◆ **Problem details**
Reproduce each of the entries below line for line, with no changes.

::: Data entries

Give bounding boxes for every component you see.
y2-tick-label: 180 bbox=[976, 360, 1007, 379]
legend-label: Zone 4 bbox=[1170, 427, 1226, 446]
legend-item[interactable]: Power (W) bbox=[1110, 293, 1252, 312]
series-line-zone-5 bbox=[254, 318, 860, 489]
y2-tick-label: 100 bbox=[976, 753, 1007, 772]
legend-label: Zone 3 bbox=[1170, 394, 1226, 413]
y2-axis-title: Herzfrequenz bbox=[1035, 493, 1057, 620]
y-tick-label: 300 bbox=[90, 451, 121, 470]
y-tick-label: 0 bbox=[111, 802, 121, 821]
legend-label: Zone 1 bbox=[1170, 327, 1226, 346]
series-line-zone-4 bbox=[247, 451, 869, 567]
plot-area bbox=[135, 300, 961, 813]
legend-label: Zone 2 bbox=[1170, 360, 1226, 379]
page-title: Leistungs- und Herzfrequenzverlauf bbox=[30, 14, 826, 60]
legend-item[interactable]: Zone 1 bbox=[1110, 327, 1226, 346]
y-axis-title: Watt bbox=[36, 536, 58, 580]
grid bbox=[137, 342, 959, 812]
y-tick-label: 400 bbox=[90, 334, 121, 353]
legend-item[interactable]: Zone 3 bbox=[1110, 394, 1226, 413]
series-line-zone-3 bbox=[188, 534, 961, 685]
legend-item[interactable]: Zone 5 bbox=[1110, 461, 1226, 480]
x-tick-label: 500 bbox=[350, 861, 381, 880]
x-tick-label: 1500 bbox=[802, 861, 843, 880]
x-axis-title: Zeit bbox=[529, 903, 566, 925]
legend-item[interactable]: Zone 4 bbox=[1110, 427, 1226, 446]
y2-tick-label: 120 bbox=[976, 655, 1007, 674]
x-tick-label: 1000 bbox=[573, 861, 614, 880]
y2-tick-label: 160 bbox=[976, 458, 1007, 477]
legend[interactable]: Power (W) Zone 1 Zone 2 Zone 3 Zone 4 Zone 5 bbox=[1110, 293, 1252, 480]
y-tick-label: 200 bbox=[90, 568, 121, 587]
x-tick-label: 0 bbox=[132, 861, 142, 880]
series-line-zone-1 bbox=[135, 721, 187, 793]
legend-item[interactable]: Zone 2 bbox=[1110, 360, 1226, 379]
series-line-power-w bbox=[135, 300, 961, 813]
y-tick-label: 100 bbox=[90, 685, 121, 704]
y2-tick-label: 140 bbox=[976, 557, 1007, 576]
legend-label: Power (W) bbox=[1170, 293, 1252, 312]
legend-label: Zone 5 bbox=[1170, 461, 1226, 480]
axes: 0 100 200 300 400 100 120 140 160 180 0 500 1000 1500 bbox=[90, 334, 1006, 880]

::::::

◆ **Solution below**
Give bounding boxes for every component you see.
y2-tick-label: 180 bbox=[976, 360, 1007, 379]
legend-label: Zone 4 bbox=[1170, 427, 1226, 446]
legend-item[interactable]: Power (W) bbox=[1110, 293, 1252, 312]
series-line-zone-5 bbox=[254, 318, 860, 489]
y2-tick-label: 100 bbox=[976, 753, 1007, 772]
legend-label: Zone 3 bbox=[1170, 394, 1226, 413]
y2-axis-title: Herzfrequenz bbox=[1035, 493, 1057, 620]
y-tick-label: 300 bbox=[90, 451, 121, 470]
y-tick-label: 0 bbox=[111, 802, 121, 821]
legend-label: Zone 1 bbox=[1170, 327, 1226, 346]
series-line-zone-4 bbox=[247, 451, 869, 567]
plot-area bbox=[135, 300, 961, 813]
legend-label: Zone 2 bbox=[1170, 360, 1226, 379]
page-title: Leistungs- und Herzfrequenzverlauf bbox=[30, 14, 826, 60]
legend-item[interactable]: Zone 1 bbox=[1110, 327, 1226, 346]
y-axis-title: Watt bbox=[36, 536, 58, 580]
grid bbox=[137, 342, 959, 812]
y-tick-label: 400 bbox=[90, 334, 121, 353]
legend-item[interactable]: Zone 3 bbox=[1110, 394, 1226, 413]
series-line-zone-3 bbox=[188, 534, 961, 685]
legend-item[interactable]: Zone 5 bbox=[1110, 461, 1226, 480]
x-tick-label: 500 bbox=[350, 861, 381, 880]
x-tick-label: 1500 bbox=[802, 861, 843, 880]
x-axis-title: Zeit bbox=[529, 903, 566, 925]
legend-item[interactable]: Zone 4 bbox=[1110, 427, 1226, 446]
y2-tick-label: 120 bbox=[976, 655, 1007, 674]
x-tick-label: 1000 bbox=[573, 861, 614, 880]
y2-tick-label: 160 bbox=[976, 458, 1007, 477]
legend[interactable]: Power (W) Zone 1 Zone 2 Zone 3 Zone 4 Zone 5 bbox=[1110, 293, 1252, 480]
y-tick-label: 200 bbox=[90, 568, 121, 587]
x-tick-label: 0 bbox=[132, 861, 142, 880]
series-line-zone-1 bbox=[135, 721, 187, 793]
legend-item[interactable]: Zone 2 bbox=[1110, 360, 1226, 379]
series-line-power-w bbox=[135, 300, 961, 813]
y-tick-label: 100 bbox=[90, 685, 121, 704]
y2-tick-label: 140 bbox=[976, 557, 1007, 576]
legend-label: Power (W) bbox=[1170, 293, 1252, 312]
legend-label: Zone 5 bbox=[1170, 461, 1226, 480]
axes: 0 100 200 300 400 100 120 140 160 180 0 500 1000 1500 bbox=[90, 334, 1006, 880]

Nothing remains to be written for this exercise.